▶ _SCHRIFTLICHE AUFGABE_:
Schreib die Zeilen unten Wort für Wort ab, vom Anfang bis einschließlich der Zeile mit „backscatter-segment — [223, 772, 252, 801]“.

==========

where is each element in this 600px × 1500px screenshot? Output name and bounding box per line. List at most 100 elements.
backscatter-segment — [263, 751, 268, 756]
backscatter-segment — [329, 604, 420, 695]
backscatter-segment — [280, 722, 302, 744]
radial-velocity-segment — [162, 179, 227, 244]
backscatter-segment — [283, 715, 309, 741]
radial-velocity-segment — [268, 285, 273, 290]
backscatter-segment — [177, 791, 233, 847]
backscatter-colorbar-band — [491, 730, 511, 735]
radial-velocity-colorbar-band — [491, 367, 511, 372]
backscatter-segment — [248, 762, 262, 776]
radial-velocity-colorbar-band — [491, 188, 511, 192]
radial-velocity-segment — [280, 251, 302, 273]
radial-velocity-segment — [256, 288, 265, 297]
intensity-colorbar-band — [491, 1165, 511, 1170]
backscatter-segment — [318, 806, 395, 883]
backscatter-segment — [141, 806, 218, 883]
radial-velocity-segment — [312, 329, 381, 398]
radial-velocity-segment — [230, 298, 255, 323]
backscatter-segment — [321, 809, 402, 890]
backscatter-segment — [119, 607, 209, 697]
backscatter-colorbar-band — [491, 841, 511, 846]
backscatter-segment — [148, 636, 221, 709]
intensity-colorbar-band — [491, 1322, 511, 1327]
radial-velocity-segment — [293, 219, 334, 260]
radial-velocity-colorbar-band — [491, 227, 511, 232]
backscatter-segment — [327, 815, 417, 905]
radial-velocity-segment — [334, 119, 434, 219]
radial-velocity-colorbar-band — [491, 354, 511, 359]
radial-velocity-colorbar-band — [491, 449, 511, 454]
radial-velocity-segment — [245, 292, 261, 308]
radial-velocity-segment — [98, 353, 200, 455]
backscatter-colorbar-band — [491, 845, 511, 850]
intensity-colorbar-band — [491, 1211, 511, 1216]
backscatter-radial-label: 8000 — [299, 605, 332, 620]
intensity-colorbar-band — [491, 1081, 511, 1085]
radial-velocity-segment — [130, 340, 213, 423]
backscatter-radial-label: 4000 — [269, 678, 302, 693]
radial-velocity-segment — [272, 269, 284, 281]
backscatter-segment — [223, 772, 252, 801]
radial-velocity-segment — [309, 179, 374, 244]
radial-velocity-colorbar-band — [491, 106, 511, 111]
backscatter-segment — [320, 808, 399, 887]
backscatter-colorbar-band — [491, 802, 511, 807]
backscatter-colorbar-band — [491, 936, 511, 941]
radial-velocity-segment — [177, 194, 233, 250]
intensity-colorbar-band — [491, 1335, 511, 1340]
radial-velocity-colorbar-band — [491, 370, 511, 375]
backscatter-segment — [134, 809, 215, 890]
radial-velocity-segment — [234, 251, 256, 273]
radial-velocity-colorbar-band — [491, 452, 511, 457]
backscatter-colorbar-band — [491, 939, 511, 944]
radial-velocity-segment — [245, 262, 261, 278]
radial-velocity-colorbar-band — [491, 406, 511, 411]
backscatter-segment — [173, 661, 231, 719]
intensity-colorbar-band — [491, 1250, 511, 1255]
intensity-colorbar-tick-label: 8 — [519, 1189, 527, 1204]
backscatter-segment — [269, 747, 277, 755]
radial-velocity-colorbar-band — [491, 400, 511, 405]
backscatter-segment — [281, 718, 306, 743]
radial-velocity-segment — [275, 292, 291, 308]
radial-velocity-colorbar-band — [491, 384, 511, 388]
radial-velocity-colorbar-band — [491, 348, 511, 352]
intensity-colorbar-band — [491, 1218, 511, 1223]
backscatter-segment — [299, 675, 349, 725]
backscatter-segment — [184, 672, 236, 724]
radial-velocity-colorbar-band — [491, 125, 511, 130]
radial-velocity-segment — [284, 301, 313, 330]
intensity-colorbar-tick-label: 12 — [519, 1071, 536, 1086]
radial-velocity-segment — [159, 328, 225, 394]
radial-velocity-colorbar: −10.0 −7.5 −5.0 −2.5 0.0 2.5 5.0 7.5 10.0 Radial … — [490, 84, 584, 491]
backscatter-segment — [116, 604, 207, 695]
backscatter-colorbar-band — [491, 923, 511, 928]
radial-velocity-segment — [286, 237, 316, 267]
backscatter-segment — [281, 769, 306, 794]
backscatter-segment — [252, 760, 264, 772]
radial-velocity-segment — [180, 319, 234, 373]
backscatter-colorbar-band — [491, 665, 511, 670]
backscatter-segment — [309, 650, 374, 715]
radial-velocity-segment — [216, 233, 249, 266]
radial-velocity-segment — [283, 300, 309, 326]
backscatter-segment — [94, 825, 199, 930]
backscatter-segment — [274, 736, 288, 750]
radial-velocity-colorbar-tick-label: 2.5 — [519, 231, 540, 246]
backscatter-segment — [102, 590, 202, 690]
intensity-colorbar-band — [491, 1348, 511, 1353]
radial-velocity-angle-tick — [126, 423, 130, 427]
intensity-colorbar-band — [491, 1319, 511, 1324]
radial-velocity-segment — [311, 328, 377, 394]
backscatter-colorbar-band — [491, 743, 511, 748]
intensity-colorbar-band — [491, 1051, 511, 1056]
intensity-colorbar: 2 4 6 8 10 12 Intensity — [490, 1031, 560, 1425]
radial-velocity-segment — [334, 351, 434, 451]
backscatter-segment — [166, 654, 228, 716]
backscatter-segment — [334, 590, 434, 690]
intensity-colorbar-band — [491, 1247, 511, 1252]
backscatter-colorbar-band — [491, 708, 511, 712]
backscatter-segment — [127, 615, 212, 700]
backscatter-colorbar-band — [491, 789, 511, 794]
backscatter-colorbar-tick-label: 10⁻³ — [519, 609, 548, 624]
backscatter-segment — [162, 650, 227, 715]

==========

▶ _VOLLSTÄNDIGE ANTWORT_:
where is each element in this 600px × 1500px screenshot? Output name and bounding box per line. List at most 100 elements.
backscatter-segment — [263, 751, 268, 756]
backscatter-segment — [329, 604, 420, 695]
backscatter-segment — [280, 722, 302, 744]
radial-velocity-segment — [162, 179, 227, 244]
backscatter-segment — [283, 715, 309, 741]
radial-velocity-segment — [268, 285, 273, 290]
backscatter-segment — [177, 791, 233, 847]
backscatter-colorbar-band — [491, 730, 511, 735]
radial-velocity-colorbar-band — [491, 367, 511, 372]
backscatter-segment — [248, 762, 262, 776]
radial-velocity-colorbar-band — [491, 188, 511, 192]
radial-velocity-segment — [280, 251, 302, 273]
radial-velocity-segment — [256, 288, 265, 297]
intensity-colorbar-band — [491, 1165, 511, 1170]
backscatter-segment — [318, 806, 395, 883]
backscatter-segment — [141, 806, 218, 883]
radial-velocity-segment — [312, 329, 381, 398]
radial-velocity-segment — [230, 298, 255, 323]
backscatter-segment — [321, 809, 402, 890]
backscatter-segment — [119, 607, 209, 697]
backscatter-colorbar-band — [491, 841, 511, 846]
backscatter-segment — [148, 636, 221, 709]
intensity-colorbar-band — [491, 1322, 511, 1327]
radial-velocity-segment — [293, 219, 334, 260]
radial-velocity-colorbar-band — [491, 227, 511, 232]
backscatter-segment — [327, 815, 417, 905]
radial-velocity-segment — [334, 119, 434, 219]
radial-velocity-colorbar-band — [491, 354, 511, 359]
radial-velocity-colorbar-band — [491, 449, 511, 454]
radial-velocity-segment — [245, 292, 261, 308]
radial-velocity-segment — [98, 353, 200, 455]
backscatter-colorbar-band — [491, 845, 511, 850]
intensity-colorbar-band — [491, 1211, 511, 1216]
backscatter-radial-label: 8000 — [299, 605, 332, 620]
intensity-colorbar-band — [491, 1081, 511, 1085]
radial-velocity-segment — [130, 340, 213, 423]
backscatter-radial-label: 4000 — [269, 678, 302, 693]
radial-velocity-segment — [272, 269, 284, 281]
backscatter-segment — [223, 772, 252, 801]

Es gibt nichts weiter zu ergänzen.